▶ **WRITTEN EXERCISE**: Copy everything from the start of the listing down to the line containing "bar-threshold-log-ba xyxy=(882,335,895,593)", including that line, reproducing each line character for character.

Records from a data collection
┏━━
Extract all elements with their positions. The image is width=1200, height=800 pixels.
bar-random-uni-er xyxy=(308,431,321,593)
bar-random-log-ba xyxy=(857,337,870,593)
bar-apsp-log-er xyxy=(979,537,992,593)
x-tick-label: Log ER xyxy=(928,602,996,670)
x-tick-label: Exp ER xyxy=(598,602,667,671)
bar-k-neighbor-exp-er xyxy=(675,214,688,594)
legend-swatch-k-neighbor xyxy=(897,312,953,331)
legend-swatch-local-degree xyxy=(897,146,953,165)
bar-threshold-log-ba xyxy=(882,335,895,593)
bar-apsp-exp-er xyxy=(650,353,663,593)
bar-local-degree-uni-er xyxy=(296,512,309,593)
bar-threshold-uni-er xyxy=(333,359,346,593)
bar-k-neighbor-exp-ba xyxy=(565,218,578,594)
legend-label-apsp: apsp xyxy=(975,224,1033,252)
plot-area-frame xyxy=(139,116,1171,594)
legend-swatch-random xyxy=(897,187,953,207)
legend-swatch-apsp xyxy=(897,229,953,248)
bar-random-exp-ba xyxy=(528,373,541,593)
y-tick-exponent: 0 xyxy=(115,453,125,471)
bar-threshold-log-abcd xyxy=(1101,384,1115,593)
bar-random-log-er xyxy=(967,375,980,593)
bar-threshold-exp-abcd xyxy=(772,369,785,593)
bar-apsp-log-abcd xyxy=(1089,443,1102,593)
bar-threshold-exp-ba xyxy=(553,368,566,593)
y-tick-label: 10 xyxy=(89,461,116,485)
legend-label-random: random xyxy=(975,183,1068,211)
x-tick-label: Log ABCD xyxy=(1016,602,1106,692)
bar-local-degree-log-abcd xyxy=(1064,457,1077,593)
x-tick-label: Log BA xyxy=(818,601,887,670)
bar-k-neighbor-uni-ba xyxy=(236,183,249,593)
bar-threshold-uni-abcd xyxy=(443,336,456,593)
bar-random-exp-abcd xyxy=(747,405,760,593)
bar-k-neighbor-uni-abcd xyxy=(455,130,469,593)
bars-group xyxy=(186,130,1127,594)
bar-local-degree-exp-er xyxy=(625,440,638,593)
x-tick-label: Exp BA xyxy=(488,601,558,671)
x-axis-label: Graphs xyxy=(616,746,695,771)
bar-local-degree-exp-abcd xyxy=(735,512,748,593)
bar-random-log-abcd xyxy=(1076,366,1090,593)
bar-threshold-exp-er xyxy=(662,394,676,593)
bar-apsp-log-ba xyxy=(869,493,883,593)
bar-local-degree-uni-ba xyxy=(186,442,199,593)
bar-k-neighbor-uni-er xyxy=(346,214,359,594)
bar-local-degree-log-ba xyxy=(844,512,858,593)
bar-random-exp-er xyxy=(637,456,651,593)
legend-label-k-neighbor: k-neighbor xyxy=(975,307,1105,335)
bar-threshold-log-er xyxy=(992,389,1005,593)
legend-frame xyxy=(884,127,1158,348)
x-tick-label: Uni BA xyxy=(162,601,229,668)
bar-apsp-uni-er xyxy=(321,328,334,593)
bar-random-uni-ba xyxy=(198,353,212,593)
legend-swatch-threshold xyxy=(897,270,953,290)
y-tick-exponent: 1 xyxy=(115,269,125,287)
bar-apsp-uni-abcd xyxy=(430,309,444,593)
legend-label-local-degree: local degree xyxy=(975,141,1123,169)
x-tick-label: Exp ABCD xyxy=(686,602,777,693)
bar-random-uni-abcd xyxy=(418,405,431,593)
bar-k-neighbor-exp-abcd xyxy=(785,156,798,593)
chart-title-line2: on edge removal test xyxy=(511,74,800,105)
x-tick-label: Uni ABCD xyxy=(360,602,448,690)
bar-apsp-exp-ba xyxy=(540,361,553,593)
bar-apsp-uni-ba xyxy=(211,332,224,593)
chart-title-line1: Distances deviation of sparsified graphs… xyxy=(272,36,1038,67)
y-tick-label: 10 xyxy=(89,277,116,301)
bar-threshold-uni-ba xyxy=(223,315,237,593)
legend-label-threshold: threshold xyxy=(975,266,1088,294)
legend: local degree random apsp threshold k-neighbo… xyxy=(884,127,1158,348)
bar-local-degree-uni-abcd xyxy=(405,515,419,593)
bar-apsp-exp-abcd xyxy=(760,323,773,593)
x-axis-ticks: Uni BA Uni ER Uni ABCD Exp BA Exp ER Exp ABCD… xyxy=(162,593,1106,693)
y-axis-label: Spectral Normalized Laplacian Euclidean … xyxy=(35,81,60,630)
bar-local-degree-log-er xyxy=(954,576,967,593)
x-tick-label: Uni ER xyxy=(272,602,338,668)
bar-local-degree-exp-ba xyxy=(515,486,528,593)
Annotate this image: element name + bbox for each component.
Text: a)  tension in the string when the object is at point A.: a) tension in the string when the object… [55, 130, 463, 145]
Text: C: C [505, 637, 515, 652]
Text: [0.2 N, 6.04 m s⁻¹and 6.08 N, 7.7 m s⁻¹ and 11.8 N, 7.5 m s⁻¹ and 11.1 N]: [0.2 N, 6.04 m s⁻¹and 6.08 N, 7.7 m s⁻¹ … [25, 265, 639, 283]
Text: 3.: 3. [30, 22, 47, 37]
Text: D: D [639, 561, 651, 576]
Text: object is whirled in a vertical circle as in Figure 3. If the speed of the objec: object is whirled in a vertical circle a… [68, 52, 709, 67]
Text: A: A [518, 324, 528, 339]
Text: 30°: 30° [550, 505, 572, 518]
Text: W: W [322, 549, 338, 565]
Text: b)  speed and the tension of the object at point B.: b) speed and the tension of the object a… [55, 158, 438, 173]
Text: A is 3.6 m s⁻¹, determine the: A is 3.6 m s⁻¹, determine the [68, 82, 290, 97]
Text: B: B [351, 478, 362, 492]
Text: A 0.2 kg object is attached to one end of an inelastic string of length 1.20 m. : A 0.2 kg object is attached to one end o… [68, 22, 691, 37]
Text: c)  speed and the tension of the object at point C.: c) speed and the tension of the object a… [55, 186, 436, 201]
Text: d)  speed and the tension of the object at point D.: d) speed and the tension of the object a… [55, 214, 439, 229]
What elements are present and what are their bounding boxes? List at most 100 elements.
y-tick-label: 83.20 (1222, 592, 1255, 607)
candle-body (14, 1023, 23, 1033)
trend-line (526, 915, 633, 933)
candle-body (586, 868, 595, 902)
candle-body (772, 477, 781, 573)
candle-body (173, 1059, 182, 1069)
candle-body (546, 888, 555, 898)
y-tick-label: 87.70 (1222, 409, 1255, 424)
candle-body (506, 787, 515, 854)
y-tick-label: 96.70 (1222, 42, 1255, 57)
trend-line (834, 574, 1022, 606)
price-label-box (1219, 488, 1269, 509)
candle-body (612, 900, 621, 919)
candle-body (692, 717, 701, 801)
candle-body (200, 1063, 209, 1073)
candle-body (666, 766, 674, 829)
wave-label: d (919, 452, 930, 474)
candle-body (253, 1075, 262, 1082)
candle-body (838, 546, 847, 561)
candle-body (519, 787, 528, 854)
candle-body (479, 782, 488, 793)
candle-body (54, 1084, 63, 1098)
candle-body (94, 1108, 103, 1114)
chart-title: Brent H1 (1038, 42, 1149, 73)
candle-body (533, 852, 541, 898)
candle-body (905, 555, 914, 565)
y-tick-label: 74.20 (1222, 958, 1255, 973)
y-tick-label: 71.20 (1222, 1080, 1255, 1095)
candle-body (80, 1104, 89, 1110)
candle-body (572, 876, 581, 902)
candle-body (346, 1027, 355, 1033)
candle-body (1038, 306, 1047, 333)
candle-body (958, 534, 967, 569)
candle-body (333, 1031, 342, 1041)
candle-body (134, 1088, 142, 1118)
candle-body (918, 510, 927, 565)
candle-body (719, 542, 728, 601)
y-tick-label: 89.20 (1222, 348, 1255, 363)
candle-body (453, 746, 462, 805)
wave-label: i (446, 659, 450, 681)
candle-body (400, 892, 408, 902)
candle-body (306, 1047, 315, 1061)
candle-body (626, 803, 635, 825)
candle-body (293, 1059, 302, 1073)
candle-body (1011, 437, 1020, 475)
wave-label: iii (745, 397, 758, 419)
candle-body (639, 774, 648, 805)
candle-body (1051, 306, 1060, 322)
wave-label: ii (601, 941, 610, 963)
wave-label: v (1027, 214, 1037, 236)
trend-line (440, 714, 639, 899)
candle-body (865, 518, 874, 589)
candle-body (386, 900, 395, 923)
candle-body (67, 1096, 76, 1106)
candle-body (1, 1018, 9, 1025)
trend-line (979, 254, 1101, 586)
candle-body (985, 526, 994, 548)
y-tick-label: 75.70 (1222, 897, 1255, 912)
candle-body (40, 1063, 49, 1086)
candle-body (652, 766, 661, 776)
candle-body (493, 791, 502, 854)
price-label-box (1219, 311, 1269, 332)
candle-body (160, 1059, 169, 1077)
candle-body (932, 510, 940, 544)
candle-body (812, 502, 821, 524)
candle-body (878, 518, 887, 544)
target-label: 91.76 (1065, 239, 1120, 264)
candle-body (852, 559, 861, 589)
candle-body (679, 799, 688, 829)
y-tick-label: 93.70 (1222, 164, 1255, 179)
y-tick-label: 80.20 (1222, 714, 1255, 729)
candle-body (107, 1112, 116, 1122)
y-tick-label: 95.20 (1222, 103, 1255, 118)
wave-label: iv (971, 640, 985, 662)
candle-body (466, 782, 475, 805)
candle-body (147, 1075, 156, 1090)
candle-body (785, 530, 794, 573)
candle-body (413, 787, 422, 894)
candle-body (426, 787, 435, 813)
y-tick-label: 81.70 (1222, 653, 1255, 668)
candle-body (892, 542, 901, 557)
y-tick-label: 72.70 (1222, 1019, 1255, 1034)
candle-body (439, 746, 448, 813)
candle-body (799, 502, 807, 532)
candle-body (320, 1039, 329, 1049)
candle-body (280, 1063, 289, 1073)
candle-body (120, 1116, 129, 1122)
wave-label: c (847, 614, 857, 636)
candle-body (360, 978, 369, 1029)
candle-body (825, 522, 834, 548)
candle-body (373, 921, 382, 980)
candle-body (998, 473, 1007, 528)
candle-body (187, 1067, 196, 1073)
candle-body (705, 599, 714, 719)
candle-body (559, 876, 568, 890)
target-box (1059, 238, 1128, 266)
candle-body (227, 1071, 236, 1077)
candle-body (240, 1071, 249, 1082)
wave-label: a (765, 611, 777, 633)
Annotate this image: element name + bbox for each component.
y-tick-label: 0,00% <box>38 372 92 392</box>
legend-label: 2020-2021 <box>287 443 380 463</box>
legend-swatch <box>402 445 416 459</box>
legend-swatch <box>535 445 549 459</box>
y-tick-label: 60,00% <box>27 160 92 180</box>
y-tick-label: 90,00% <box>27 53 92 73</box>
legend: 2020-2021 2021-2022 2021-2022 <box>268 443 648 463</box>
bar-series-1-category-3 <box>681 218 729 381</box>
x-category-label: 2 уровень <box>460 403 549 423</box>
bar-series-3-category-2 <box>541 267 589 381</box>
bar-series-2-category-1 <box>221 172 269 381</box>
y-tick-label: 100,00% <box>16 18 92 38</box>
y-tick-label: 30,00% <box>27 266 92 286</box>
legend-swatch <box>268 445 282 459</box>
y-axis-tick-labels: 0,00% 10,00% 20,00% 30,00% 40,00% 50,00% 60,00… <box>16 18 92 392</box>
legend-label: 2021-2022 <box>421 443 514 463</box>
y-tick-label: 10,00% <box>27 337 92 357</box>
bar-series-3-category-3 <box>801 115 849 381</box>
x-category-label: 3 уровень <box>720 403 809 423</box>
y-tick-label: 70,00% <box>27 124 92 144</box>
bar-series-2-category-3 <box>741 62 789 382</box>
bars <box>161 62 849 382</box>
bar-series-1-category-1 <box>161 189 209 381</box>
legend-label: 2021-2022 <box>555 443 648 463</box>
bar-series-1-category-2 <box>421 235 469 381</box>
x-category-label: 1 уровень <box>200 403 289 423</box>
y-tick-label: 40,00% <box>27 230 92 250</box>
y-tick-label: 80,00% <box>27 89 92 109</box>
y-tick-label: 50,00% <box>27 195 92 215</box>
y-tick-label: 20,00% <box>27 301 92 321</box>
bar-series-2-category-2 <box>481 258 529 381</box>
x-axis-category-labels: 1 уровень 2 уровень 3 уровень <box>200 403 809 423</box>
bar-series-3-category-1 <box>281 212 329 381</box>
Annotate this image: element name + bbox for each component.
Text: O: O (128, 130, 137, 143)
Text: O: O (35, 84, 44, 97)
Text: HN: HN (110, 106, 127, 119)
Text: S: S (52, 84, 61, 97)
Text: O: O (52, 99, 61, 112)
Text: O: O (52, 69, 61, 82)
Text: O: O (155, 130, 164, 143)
┗━━
▶ **CORRECT ANSWER**:
Extract all elements with their positions. The image is width=1200, height=800 pixels.
bar-random-uni-er xyxy=(308,431,321,593)
bar-random-log-ba xyxy=(857,337,870,593)
bar-apsp-log-er xyxy=(979,537,992,593)
x-tick-label: Log ER xyxy=(928,602,996,670)
x-tick-label: Exp ER xyxy=(598,602,667,671)
bar-k-neighbor-exp-er xyxy=(675,214,688,594)
legend-swatch-k-neighbor xyxy=(897,312,953,331)
legend-swatch-local-degree xyxy=(897,146,953,165)
bar-threshold-log-ba xyxy=(882,335,895,593)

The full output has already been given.